• **Your task**
Below is a block of records; reproduce all of them exactly and leave out any pictures.
═════ Stored rows
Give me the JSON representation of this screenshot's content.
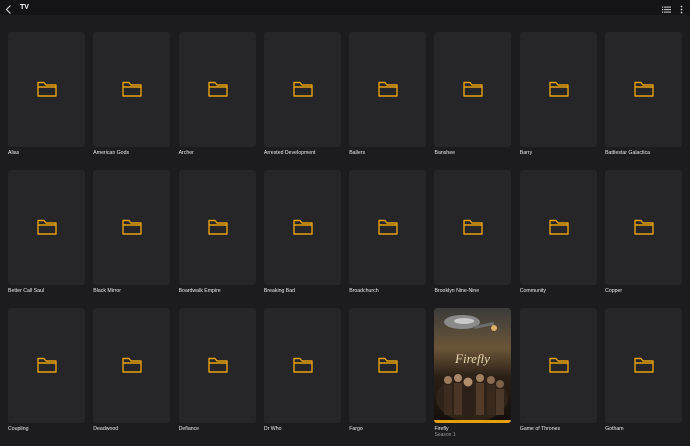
{
  "header": {
    "title": "TV"
  },
  "colors": {
    "accent": "#e5a00d",
    "background": "#1c1c1e",
    "tile": "#262628"
  },
  "icons": {
    "back": "chevron-left-icon",
    "list_view": "list-icon",
    "more": "more-vertical-icon",
    "tile": "folder-icon"
  },
  "items": [
    {
      "label": "Alias"
    },
    {
      "label": "American Gods"
    },
    {
      "label": "Archer"
    },
    {
      "label": "Arrested Development"
    },
    {
      "label": "Ballers"
    },
    {
      "label": "Banshee"
    },
    {
      "label": "Barry"
    },
    {
      "label": "Battlestar Galactica"
    },
    {
      "label": "Better Call Saul"
    },
    {
      "label": "Black Mirror"
    },
    {
      "label": "Boardwalk Empire"
    },
    {
      "label": "Breaking Bad"
    },
    {
      "label": "Broadchurch"
    },
    {
      "label": "Brooklyn Nine-Nine"
    },
    {
      "label": "Community"
    },
    {
      "label": "Copper"
    },
    {
      "label": "Coupling"
    },
    {
      "label": "Deadwood"
    },
    {
      "label": "Defiance"
    },
    {
      "label": "Dr Who"
    },
    {
      "label": "Fargo"
    },
    {
      "label": "Firefly",
      "sublabel": "Season 1",
      "poster_text": "Firefly",
      "progress": 1.0
    },
    {
      "label": "Game of Thrones"
    },
    {
      "label": "Gotham"
    }
  ]
}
══════════
• **Task result**
Give me the JSON representation of this screenshot's content.
{
  "header": {
    "title": "TV"
  },
  "colors": {
    "accent": "#e5a00d",
    "background": "#1c1c1e",
    "tile": "#262628"
  },
  "icons": {
    "back": "chevron-left-icon",
    "list_view": "list-icon",
    "more": "more-vertical-icon",
    "tile": "folder-icon"
  },
  "items": [
    {
      "label": "Alias"
    },
    {
      "label": "American Gods"
    },
    {
      "label": "Archer"
    },
    {
      "label": "Arrested Development"
    },
    {
      "label": "Ballers"
    },
    {
      "label": "Banshee"
    },
    {
      "label": "Barry"
    },
    {
      "label": "Battlestar Galactica"
    },
    {
      "label": "Better Call Saul"
    },
    {
      "label": "Black Mirror"
    },
    {
      "label": "Boardwalk Empire"
    },
    {
      "label": "Breaking Bad"
    },
    {
      "label": "Broadchurch"
    },
    {
      "label": "Brooklyn Nine-Nine"
    },
    {
      "label": "Community"
    },
    {
      "label": "Copper"
    },
    {
      "label": "Coupling"
    },
    {
      "label": "Deadwood"
    },
    {
      "label": "Defiance"
    },
    {
      "label": "Dr Who"
    },
    {
      "label": "Fargo"
    },
    {
      "label": "Firefly",
      "sublabel": "Season 1",
      "poster_text": "Firefly",
      "progress": 1.0
    },
    {
      "label": "Game of Thrones"
    },
    {
      "label": "Gotham"
    }
  ]
}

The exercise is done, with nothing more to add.